(Exercise aim)
Repeat all of the records verbatim.

(Raw records)
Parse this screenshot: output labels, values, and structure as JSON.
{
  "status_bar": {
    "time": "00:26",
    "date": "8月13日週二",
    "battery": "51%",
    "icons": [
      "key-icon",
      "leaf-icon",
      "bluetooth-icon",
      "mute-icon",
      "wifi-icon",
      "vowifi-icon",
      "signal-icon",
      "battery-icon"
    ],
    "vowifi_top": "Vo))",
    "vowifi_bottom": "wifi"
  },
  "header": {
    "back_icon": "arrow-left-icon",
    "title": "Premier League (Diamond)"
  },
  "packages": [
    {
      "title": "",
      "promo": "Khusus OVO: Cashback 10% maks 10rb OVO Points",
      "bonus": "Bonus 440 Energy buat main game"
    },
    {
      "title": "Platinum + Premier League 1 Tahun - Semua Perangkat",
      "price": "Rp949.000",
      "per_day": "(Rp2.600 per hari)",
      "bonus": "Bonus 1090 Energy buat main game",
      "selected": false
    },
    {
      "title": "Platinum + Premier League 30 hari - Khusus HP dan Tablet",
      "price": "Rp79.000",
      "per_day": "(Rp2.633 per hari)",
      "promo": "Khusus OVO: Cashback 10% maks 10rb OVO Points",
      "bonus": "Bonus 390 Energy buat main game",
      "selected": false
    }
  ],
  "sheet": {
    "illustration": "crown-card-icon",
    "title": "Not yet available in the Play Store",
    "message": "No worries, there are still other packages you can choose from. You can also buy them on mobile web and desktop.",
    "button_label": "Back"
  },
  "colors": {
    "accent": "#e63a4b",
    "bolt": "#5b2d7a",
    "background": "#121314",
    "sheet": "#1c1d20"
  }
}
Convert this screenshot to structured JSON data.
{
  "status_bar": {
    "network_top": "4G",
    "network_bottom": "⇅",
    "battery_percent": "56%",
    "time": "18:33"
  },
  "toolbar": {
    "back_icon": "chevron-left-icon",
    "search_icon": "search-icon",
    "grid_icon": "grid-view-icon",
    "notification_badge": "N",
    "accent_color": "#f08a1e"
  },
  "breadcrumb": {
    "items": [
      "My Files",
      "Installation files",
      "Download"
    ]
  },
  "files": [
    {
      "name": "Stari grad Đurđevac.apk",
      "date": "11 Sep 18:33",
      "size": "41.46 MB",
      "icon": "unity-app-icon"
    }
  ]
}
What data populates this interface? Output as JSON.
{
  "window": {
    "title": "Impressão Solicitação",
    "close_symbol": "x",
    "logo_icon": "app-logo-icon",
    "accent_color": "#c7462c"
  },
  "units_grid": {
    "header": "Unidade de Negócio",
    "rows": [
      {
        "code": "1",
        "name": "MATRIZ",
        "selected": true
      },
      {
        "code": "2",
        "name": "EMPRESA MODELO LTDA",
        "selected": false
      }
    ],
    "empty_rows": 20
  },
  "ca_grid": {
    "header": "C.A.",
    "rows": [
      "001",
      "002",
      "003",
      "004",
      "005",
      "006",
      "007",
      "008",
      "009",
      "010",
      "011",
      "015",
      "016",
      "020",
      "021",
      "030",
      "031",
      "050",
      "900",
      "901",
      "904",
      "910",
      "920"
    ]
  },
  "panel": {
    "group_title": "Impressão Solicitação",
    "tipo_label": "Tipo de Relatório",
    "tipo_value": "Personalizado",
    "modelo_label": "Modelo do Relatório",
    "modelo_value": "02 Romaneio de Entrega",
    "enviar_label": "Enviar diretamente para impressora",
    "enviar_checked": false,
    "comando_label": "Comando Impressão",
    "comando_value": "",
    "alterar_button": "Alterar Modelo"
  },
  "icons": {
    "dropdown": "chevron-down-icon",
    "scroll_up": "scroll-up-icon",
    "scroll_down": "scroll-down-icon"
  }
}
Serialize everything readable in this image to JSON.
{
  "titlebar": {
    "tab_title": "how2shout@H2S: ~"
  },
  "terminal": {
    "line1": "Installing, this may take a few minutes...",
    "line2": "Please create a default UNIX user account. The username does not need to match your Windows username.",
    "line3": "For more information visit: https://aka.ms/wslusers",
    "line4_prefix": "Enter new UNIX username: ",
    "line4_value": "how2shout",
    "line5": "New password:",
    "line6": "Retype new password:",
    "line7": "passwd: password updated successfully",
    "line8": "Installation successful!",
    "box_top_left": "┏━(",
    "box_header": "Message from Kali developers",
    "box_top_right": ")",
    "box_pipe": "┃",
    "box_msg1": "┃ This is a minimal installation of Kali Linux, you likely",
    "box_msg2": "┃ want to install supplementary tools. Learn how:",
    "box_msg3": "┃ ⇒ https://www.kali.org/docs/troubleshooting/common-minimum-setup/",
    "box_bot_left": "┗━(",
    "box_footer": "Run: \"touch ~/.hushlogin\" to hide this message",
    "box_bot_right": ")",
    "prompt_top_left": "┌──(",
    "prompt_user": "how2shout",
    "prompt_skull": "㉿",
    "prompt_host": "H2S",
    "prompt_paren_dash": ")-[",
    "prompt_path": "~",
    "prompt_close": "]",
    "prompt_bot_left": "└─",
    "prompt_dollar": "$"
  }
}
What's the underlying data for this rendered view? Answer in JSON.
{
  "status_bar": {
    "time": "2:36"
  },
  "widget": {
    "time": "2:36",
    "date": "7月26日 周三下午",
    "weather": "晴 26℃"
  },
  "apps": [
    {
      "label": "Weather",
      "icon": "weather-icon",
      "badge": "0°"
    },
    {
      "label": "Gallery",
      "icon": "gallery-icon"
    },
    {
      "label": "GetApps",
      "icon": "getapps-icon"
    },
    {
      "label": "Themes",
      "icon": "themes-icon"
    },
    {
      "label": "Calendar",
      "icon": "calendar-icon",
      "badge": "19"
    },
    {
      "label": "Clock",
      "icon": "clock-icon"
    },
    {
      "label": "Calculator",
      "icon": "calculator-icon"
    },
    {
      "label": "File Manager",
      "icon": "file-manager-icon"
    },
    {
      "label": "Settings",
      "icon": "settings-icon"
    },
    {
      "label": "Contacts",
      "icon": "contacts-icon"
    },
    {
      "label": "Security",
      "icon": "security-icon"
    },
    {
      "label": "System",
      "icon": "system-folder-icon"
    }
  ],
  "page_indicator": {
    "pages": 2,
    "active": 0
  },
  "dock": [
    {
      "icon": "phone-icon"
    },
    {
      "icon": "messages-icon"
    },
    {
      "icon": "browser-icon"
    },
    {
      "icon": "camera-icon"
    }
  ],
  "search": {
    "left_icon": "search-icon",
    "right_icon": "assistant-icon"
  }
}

(Solved problem)
Parse this screenshot: output labels, values, and structure as JSON.
{
  "status_bar": {
    "time": "00:26",
    "date": "8月13日週二",
    "battery": "51%",
    "icons": [
      "key-icon",
      "leaf-icon",
      "bluetooth-icon",
      "mute-icon",
      "wifi-icon",
      "vowifi-icon",
      "signal-icon",
      "battery-icon"
    ],
    "vowifi_top": "Vo))",
    "vowifi_bottom": "wifi"
  },
  "header": {
    "back_icon": "arrow-left-icon",
    "title": "Premier League (Diamond)"
  },
  "packages": [
    {
      "title": "",
      "promo": "Khusus OVO: Cashback 10% maks 10rb OVO Points",
      "bonus": "Bonus 440 Energy buat main game"
    },
    {
      "title": "Platinum + Premier League 1 Tahun - Semua Perangkat",
      "price": "Rp949.000",
      "per_day": "(Rp2.600 per hari)",
      "bonus": "Bonus 1090 Energy buat main game",
      "selected": false
    },
    {
      "title": "Platinum + Premier League 30 hari - Khusus HP dan Tablet",
      "price": "Rp79.000",
      "per_day": "(Rp2.633 per hari)",
      "promo": "Khusus OVO: Cashback 10% maks 10rb OVO Points",
      "bonus": "Bonus 390 Energy buat main game",
      "selected": false
    }
  ],
  "sheet": {
    "illustration": "crown-card-icon",
    "title": "Not yet available in the Play Store",
    "message": "No worries, there are still other packages you can choose from. You can also buy them on mobile web and desktop.",
    "button_label": "Back"
  },
  "colors": {
    "accent": "#e63a4b",
    "bolt": "#5b2d7a",
    "background": "#121314",
    "sheet": "#1c1d20"
  }
}
Convert this screenshot to structured JSON data.
{
  "status_bar": {
    "network_top": "4G",
    "network_bottom": "⇅",
    "battery_percent": "56%",
    "time": "18:33"
  },
  "toolbar": {
    "back_icon": "chevron-left-icon",
    "search_icon": "search-icon",
    "grid_icon": "grid-view-icon",
    "notification_badge": "N",
    "accent_color": "#f08a1e"
  },
  "breadcrumb": {
    "items": [
      "My Files",
      "Installation files",
      "Download"
    ]
  },
  "files": [
    {
      "name": "Stari grad Đurđevac.apk",
      "date": "11 Sep 18:33",
      "size": "41.46 MB",
      "icon": "unity-app-icon"
    }
  ]
}
What data populates this interface? Output as JSON.
{
  "window": {
    "title": "Impressão Solicitação",
    "close_symbol": "x",
    "logo_icon": "app-logo-icon",
    "accent_color": "#c7462c"
  },
  "units_grid": {
    "header": "Unidade de Negócio",
    "rows": [
      {
        "code": "1",
        "name": "MATRIZ",
        "selected": true
      },
      {
        "code": "2",
        "name": "EMPRESA MODELO LTDA",
        "selected": false
      }
    ],
    "empty_rows": 20
  },
  "ca_grid": {
    "header": "C.A.",
    "rows": [
      "001",
      "002",
      "003",
      "004",
      "005",
      "006",
      "007",
      "008",
      "009",
      "010",
      "011",
      "015",
      "016",
      "020",
      "021",
      "030",
      "031",
      "050",
      "900",
      "901",
      "904",
      "910",
      "920"
    ]
  },
  "panel": {
    "group_title": "Impressão Solicitação",
    "tipo_label": "Tipo de Relatório",
    "tipo_value": "Personalizado",
    "modelo_label": "Modelo do Relatório",
    "modelo_value": "02 Romaneio de Entrega",
    "enviar_label": "Enviar diretamente para impressora",
    "enviar_checked": false,
    "comando_label": "Comando Impressão",
    "comando_value": "",
    "alterar_button": "Alterar Modelo"
  },
  "icons": {
    "dropdown": "chevron-down-icon",
    "scroll_up": "scroll-up-icon",
    "scroll_down": "scroll-down-icon"
  }
}
Serialize everything readable in this image to JSON.
{
  "titlebar": {
    "tab_title": "how2shout@H2S: ~"
  },
  "terminal": {
    "line1": "Installing, this may take a few minutes...",
    "line2": "Please create a default UNIX user account. The username does not need to match your Windows username.",
    "line3": "For more information visit: https://aka.ms/wslusers",
    "line4_prefix": "Enter new UNIX username: ",
    "line4_value": "how2shout",
    "line5": "New password:",
    "line6": "Retype new password:",
    "line7": "passwd: password updated successfully",
    "line8": "Installation successful!",
    "box_top_left": "┏━(",
    "box_header": "Message from Kali developers",
    "box_top_right": ")",
    "box_pipe": "┃",
    "box_msg1": "┃ This is a minimal installation of Kali Linux, you likely",
    "box_msg2": "┃ want to install supplementary tools. Learn how:",
    "box_msg3": "┃ ⇒ https://www.kali.org/docs/troubleshooting/common-minimum-setup/",
    "box_bot_left": "┗━(",
    "box_footer": "Run: \"touch ~/.hushlogin\" to hide this message",
    "box_bot_right": ")",
    "prompt_top_left": "┌──(",
    "prompt_user": "how2shout",
    "prompt_skull": "㉿",
    "prompt_host": "H2S",
    "prompt_paren_dash": ")-[",
    "prompt_path": "~",
    "prompt_close": "]",
    "prompt_bot_left": "└─",
    "prompt_dollar": "$"
  }
}
What's the underlying data for this rendered view? Answer in JSON.
{
  "status_bar": {
    "time": "2:36"
  },
  "widget": {
    "time": "2:36",
    "date": "7月26日 周三下午",
    "weather": "晴 26℃"
  },
  "apps": [
    {
      "label": "Weather",
      "icon": "weather-icon",
      "badge": "0°"
    },
    {
      "label": "Gallery",
      "icon": "gallery-icon"
    },
    {
      "label": "GetApps",
      "icon": "getapps-icon"
    },
    {
      "label": "Themes",
      "icon": "themes-icon"
    },
    {
      "label": "Calendar",
      "icon": "calendar-icon",
      "badge": "19"
    },
    {
      "label": "Clock",
      "icon": "clock-icon"
    },
    {
      "label": "Calculator",
      "icon": "calculator-icon"
    },
    {
      "label": "File Manager",
      "icon": "file-manager-icon"
    },
    {
      "label": "Settings",
      "icon": "settings-icon"
    },
    {
      "label": "Contacts",
      "icon": "contacts-icon"
    },
    {
      "label": "Security",
      "icon": "security-icon"
    },
    {
      "label": "System",
      "icon": "system-folder-icon"
    }
  ],
  "page_indicator": {
    "pages": 2,
    "active": 0
  },
  "dock": [
    {
      "icon": "phone-icon"
    },
    {
      "icon": "messages-icon"
    },
    {
      "icon": "browser-icon"
    },
    {
      "icon": "camera-icon"
    }
  ],
  "search": {
    "left_icon": "search-icon",
    "right_icon": "assistant-icon"
  }
}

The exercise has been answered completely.